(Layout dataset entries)
## start

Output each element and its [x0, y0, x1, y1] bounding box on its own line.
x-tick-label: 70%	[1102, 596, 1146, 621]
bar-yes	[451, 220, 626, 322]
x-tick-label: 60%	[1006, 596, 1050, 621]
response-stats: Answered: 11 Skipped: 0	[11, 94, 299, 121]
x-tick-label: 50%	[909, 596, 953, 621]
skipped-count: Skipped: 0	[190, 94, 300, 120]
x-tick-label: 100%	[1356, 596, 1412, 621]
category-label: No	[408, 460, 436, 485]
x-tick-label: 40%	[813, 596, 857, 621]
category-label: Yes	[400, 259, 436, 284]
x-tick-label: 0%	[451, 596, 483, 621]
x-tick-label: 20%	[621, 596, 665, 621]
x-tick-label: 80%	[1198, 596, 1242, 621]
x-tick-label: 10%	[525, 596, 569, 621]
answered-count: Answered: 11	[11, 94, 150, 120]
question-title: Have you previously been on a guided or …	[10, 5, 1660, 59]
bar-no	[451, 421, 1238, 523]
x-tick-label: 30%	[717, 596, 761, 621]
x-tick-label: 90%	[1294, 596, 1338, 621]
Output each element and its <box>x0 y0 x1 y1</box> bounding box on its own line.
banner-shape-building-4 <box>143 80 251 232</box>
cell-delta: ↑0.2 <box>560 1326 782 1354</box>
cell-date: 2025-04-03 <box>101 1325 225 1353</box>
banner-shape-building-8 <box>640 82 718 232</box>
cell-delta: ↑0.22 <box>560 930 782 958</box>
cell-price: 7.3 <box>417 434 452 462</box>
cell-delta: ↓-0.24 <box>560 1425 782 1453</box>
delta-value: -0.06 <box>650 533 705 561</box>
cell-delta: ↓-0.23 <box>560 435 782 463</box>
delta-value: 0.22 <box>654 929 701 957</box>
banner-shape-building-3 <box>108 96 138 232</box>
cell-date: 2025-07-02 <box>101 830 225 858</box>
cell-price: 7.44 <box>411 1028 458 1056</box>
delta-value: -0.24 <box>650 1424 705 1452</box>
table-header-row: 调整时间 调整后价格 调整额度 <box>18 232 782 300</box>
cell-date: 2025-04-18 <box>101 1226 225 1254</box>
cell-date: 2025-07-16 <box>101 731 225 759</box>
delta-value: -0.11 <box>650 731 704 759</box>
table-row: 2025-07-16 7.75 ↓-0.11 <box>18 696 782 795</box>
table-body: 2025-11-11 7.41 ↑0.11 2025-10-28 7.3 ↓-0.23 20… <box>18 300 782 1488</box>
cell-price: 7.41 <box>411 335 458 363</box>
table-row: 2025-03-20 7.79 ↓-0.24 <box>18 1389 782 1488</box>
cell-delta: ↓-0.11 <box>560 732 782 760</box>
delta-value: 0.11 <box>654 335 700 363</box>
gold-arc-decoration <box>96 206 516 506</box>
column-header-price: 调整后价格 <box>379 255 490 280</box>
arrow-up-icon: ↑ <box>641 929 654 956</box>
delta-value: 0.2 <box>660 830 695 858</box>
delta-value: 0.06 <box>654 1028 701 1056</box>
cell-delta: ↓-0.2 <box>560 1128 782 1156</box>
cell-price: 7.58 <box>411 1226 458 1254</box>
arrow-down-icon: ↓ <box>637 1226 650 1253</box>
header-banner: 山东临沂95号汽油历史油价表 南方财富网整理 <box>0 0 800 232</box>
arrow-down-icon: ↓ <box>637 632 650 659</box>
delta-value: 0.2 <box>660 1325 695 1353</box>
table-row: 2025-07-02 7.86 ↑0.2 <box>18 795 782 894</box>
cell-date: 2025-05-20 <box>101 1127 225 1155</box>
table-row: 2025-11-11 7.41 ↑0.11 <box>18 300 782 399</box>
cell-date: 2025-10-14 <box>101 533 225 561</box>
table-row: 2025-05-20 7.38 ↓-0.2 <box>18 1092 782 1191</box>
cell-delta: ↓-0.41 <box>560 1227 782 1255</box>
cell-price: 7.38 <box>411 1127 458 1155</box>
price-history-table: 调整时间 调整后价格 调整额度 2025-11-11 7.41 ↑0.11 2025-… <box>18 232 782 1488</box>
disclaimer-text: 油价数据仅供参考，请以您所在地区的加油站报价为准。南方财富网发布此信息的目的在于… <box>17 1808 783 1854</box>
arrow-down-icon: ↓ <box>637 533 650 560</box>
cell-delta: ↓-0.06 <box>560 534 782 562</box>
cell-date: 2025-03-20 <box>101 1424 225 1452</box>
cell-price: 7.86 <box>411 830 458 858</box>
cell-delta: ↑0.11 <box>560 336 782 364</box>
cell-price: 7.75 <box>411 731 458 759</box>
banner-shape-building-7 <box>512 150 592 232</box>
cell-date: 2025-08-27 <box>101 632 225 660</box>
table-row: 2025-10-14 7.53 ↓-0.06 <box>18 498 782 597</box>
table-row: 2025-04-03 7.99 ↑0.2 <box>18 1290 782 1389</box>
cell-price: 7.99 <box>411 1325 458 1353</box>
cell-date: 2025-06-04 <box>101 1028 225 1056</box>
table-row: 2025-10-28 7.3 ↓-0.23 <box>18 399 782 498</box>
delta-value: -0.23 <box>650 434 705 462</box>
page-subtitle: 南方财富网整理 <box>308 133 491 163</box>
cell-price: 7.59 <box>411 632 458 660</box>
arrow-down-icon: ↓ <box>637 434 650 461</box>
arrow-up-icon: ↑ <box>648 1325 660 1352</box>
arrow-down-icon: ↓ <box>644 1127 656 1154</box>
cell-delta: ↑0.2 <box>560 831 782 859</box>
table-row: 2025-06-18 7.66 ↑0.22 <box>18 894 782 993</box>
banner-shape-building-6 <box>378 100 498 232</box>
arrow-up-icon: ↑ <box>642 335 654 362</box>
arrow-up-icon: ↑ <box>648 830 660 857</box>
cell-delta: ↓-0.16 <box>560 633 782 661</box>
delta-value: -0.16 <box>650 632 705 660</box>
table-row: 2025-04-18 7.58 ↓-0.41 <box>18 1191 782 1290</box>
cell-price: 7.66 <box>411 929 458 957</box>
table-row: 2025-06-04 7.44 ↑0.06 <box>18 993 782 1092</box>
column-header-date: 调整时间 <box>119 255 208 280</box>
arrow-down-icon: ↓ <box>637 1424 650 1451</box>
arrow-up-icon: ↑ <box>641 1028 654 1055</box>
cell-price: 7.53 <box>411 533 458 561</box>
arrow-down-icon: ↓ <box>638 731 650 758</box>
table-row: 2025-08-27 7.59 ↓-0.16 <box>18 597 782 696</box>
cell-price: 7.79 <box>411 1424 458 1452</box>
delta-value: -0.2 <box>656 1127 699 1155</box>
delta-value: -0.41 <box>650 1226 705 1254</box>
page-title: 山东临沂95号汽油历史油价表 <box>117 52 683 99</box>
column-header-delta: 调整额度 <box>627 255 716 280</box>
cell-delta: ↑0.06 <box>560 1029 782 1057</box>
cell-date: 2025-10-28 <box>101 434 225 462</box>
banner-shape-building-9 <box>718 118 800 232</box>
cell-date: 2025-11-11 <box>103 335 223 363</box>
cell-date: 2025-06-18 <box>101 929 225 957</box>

## end

_Given exercise_: Turn the listing above into a JSON list of strings, with each line as its own string and blank lines left out.

_Response to the exercise_:
[
  "Output each element and its [x0, y0, x1, y1] bounding box on its own line.",
  "x-tick-label: 70%\t[1102, 596, 1146, 621]",
  "bar-yes\t[451, 220, 626, 322]",
  "x-tick-label: 60%\t[1006, 596, 1050, 621]",
  "response-stats: Answered: 11 Skipped: 0\t[11, 94, 299, 121]",
  "x-tick-label: 50%\t[909, 596, 953, 621]",
  "skipped-count: Skipped: 0\t[190, 94, 300, 120]",
  "x-tick-label: 100%\t[1356, 596, 1412, 621]",
  "category-label: No\t[408, 460, 436, 485]",
  "x-tick-label: 40%\t[813, 596, 857, 621]",
  "category-label: Yes\t[400, 259, 436, 284]",
  "x-tick-label: 0%\t[451, 596, 483, 621]",
  "x-tick-label: 20%\t[621, 596, 665, 621]",
  "x-tick-label: 80%\t[1198, 596, 1242, 621]",
  "x-tick-label: 10%\t[525, 596, 569, 621]",
  "answered-count: Answered: 11\t[11, 94, 150, 120]",
  "question-title: Have you previously been on a guided or …\t[10, 5, 1660, 59]",
  "bar-no\t[451, 421, 1238, 523]",
  "x-tick-label: 30%\t[717, 596, 761, 621]",
  "x-tick-label: 90%\t[1294, 596, 1338, 621]",
  "Output each element and its <box>x0 y0 x1 y1</box> bounding box on its own line.",
  "banner-shape-building-4 <box>143 80 251 232</box>",
  "cell-delta: ↑0.2 <box>560 1326 782 1354</box>",
  "cell-date: 2025-04-03 <box>101 1325 225 1353</box>",
  "banner-shape-building-8 <box>640 82 718 232</box>",
  "cell-delta: ↑0.22 <box>560 930 782 958</box>",
  "cell-price: 7.3 <box>417 434 452 462</box>",
  "cell-delta: ↓-0.24 <box>560 1425 782 1453</box>",
  "delta-value: -0.06 <box>650 533 705 561</box>",
  "cell-delta: ↓-0.23 <box>560 435 782 463</box>",
  "delta-value: 0.22 <box>654 929 701 957</box>",
  "banner-shape-building-3 <box>108 96 138 232</box>",
  "cell-date: 2025-07-02 <box>101 830 225 858</box>",
  "cell-price: 7.44 <box>411 1028 458 1056</box>",
  "delta-value: -0.24 <box>650 1424 705 1452</box>",
  "table-header-row: 调整时间 调整后价格 调整额度 <box>18 232 782 300</box>",
  "cell-date: 2025-04-18 <box>101 1226 225 1254</box>",
  "cell-date: 2025-07-16 <box>101 731 225 759</box>",
  "delta-value: -0.11 <box>650 731 704 759</box>",
  "table-row: 2025-07-16 7.75 ↓-0.11 <box>18 696 782 795</box>",
  "table-body: 2025-11-11 7.41 ↑0.11 2025-10-28 7.3 ↓-0.23 20… <box>18 300 782 1488</box>",
  "cell-price: 7.41 <box>411 335 458 363</box>",
  "table-row: 2025-03-20 7.79 ↓-0.24 <box>18 1389 782 1488</box>",
  "cell-delta: ↓-0.11 <box>560 732 782 760</box>",
  "delta-value: 0.11 <box>654 335 700 363</box>",
  "gold-arc-decoration <box>96 206 516 506</box>",
  "column-header-price: 调整后价格 <box>379 255 490 280</box>",
  "arrow-up-icon: ↑ <box>641 929 654 956</box>",
  "delta-value: 0.2 <box>660 830 695 858</box>",
  "delta-value: 0.06 <box>654 1028 701 1056</box>",
  "cell-delta: ↓-0.2 <box>560 1128 782 1156</box>",
  "cell-price: 7.58 <box>411 1226 458 1254</box>",
  "arrow-down-icon: ↓ <box>637 1226 650 1253</box>",
  "header-banner: 山东临沂95号汽油历史油价表 南方财富网整理 <box>0 0 800 232</box>",
  "arrow-down-icon: ↓ <box>637 632 650 659</box>",
  "delta-value: 0.2 <box>660 1325 695 1353</box>",
  "table-row: 2025-07-02 7.86 ↑0.2 <box>18 795 782 894</box>",
  "cell-date: 2025-05-20 <box>101 1127 225 1155</box>",
  "table-row: 2025-11-11 7.41 ↑0.11 <box>18 300 782 399</box>",
  "cell-date: 2025-10-14 <box>101 533 225 561</box>",
  "table-row: 2025-05-20 7.38 ↓-0.2 <box>18 1092 782 1191</box>",
  "cell-delta: ↓-0.41 <box>560 1227 782 1255</box>",
  "cell-price: 7.38 <box>411 1127 458 1155</box>",
  "price-history-table: 调整时间 调整后价格 调整额度 2025-11-11 7.41 ↑0.11 2025-… <box>18 232 782 1488</box>",
  "disclaimer-text: 油价数据仅供参考，请以您所在地区的加油站报价为准。南方财富网发布此信息的目的在于… <box>17 1808 783 1854</box>",
  "arrow-down-icon: ↓ <box>637 533 650 560</box>",
  "cell-delta: ↓-0.06 <box>560 534 782 562</box>",
  "cell-date: 2025-03-20 <box>101 1424 225 1452</box>",
  "cell-price: 7.86 <box>411 830 458 858</box>",
  "cell-delta: ↑0.11 <box>560 336 782 364</box>",
  "cell-price: 7.75 <box>411 731 458 759</box>",
  "banner-shape-building-7 <box>512 150 592 232</box>",
  "cell-date: 2025-08-27 <box>101 632 225 660</box>",
  "table-row: 2025-10-14 7.53 ↓-0.06 <box>18 498 782 597</box>",
  "table-row: 2025-04-03 7.99 ↑0.2 <box>18 1290 782 1389</box>",
  "cell-price: 7.99 <box>411 1325 458 1353</box>",
  "cell-date: 2025-06-04 <box>101 1028 225 1056</box>",
  "table-row: 2025-10-28 7.3 ↓-0.23 <box>18 399 782 498</box>",
  "delta-value: -0.23 <box>650 434 705 462</box>",
  "page-subtitle: 南方财富网整理 <box>308 133 491 163</box>",
  "cell-price: 7.59 <box>411 632 458 660</box>",
  "arrow-down-icon: ↓ <box>637 434 650 461</box>",
  "arrow-up-icon: ↑ <box>648 1325 660 1352</box>",
  "arrow-down-icon: ↓ <box>644 1127 656 1154</box>",
  "cell-delta: ↑0.2 <box>560 831 782 859</box>",
  "table-row: 2025-06-18 7.66 ↑0.22 <box>18 894 782 993</box>",
  "banner-shape-building-6 <box>378 100 498 232</box>",
  "arrow-up-icon: ↑ <box>642 335 654 362</box>",
  "arrow-up-icon: ↑ <box>648 830 660 857</box>",
  "cell-delta: ↓-0.16 <box>560 633 782 661</box>",
  "delta-value: -0.16 <box>650 632 705 660</box>",
  "table-row: 2025-04-18 7.58 ↓-0.41 <box>18 1191 782 1290</box>",
  "cell-price: 7.66 <box>411 929 458 957</box>",
  "table-row: 2025-06-04 7.44 ↑0.06 <box>18 993 782 1092</box>",
  "column-header-date: 调整时间 <box>119 255 208 280</box>",
  "arrow-down-icon: ↓ <box>637 1424 650 1451</box>",
  "arrow-up-icon: ↑ <box>641 1028 654 1055</box>",
  "cell-price: 7.53 <box>411 533 458 561</box>",
  "arrow-down-icon: ↓ <box>638 731 650 758</box>",
  "table-row: 2025-08-27 7.59 ↓-0.16 <box>18 597 782 696</box>",
  "cell-price: 7.79 <box>411 1424 458 1452</box>",
  "delta-value: -0.2 <box>656 1127 699 1155</box>",
  "delta-value: -0.41 <box>650 1226 705 1254</box>",
  "page-title: 山东临沂95号汽油历史油价表 <box>117 52 683 99</box>",
  "column-header-delta: 调整额度 <box>627 255 716 280</box>",
  "cell-delta: ↑0.06 <box>560 1029 782 1057</box>",
  "cell-date: 2025-10-28 <box>101 434 225 462</box>",
  "banner-shape-building-9 <box>718 118 800 232</box>",
  "cell-date: 2025-11-11 <box>103 335 223 363</box>",
  "cell-date: 2025-06-18 <box>101 929 225 957</box>"
]